• _Stated exercise_: Print the entries that appear below, exactly as written and without their pictures.

• _Records supplied_:
+++
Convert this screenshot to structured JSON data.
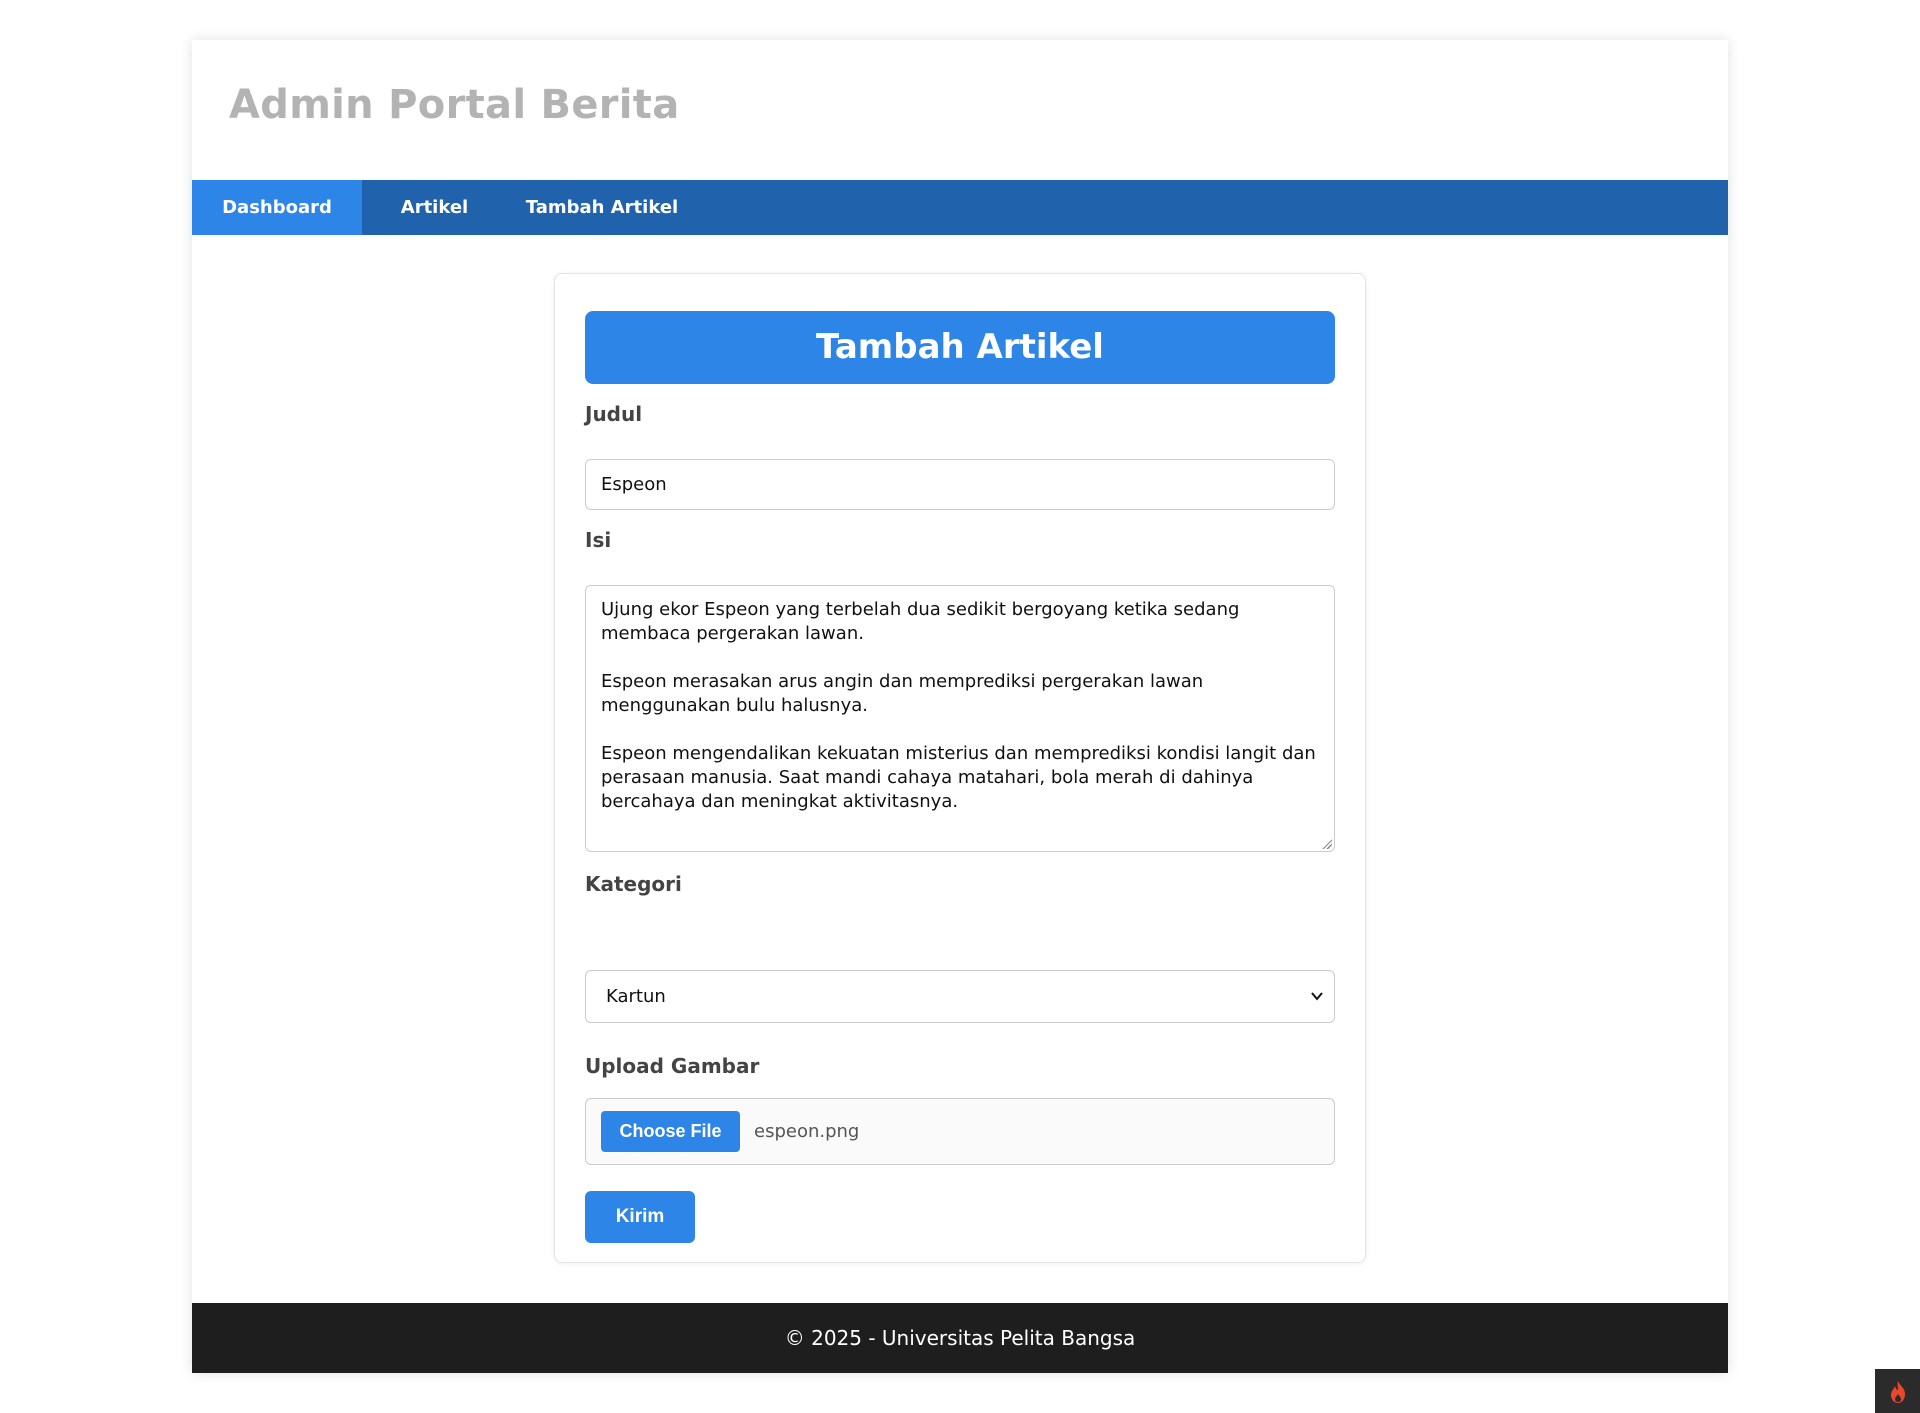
{
  "header": {
    "title": "Admin Portal Berita"
  },
  "nav": {
    "items": [
      {
        "label": "Dashboard",
        "active": true
      },
      {
        "label": "Artikel",
        "active": false
      },
      {
        "label": "Tambah Artikel",
        "active": false
      }
    ]
  },
  "form": {
    "title": "Tambah Artikel",
    "judul": {
      "label": "Judul",
      "value": "Espeon"
    },
    "isi": {
      "label": "Isi",
      "paragraphs": [
        "Ujung ekor Espeon yang terbelah dua sedikit bergoyang ketika sedang membaca pergerakan lawan.",
        "Espeon merasakan arus angin dan memprediksi pergerakan lawan menggunakan bulu halusnya.",
        "Espeon mengendalikan kekuatan misterius dan memprediksi kondisi langit dan perasaan manusia. Saat mandi cahaya matahari, bola merah di dahinya bercahaya dan meningkat aktivitasnya."
      ]
    },
    "kategori": {
      "label": "Kategori",
      "selected": "Kartun"
    },
    "upload": {
      "label": "Upload Gambar",
      "button_label": "Choose File",
      "file_name": "espeon.png"
    },
    "submit_label": "Kirim"
  },
  "footer": {
    "text": "© 2025 - Universitas Pelita Bangsa"
  },
  "colors": {
    "primary": "#2e85e8",
    "nav_bg": "#2162ad",
    "footer_bg": "#1e1e1e",
    "title_gray": "#b3b3b3"
  },
  "icons": {
    "corner_widget": "flame-icon",
    "select_chevron": "chevron-down-icon"
  }
}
+++
• _Task solution_:
Convert this screenshot to structured JSON data.
{
  "header": {
    "title": "Admin Portal Berita"
  },
  "nav": {
    "items": [
      {
        "label": "Dashboard",
        "active": true
      },
      {
        "label": "Artikel",
        "active": false
      },
      {
        "label": "Tambah Artikel",
        "active": false
      }
    ]
  },
  "form": {
    "title": "Tambah Artikel",
    "judul": {
      "label": "Judul",
      "value": "Espeon"
    },
    "isi": {
      "label": "Isi",
      "paragraphs": [
        "Ujung ekor Espeon yang terbelah dua sedikit bergoyang ketika sedang membaca pergerakan lawan.",
        "Espeon merasakan arus angin dan memprediksi pergerakan lawan menggunakan bulu halusnya.",
        "Espeon mengendalikan kekuatan misterius dan memprediksi kondisi langit dan perasaan manusia. Saat mandi cahaya matahari, bola merah di dahinya bercahaya dan meningkat aktivitasnya."
      ]
    },
    "kategori": {
      "label": "Kategori",
      "selected": "Kartun"
    },
    "upload": {
      "label": "Upload Gambar",
      "button_label": "Choose File",
      "file_name": "espeon.png"
    },
    "submit_label": "Kirim"
  },
  "footer": {
    "text": "© 2025 - Universitas Pelita Bangsa"
  },
  "colors": {
    "primary": "#2e85e8",
    "nav_bg": "#2162ad",
    "footer_bg": "#1e1e1e",
    "title_gray": "#b3b3b3"
  },
  "icons": {
    "corner_widget": "flame-icon",
    "select_chevron": "chevron-down-icon"
  }
}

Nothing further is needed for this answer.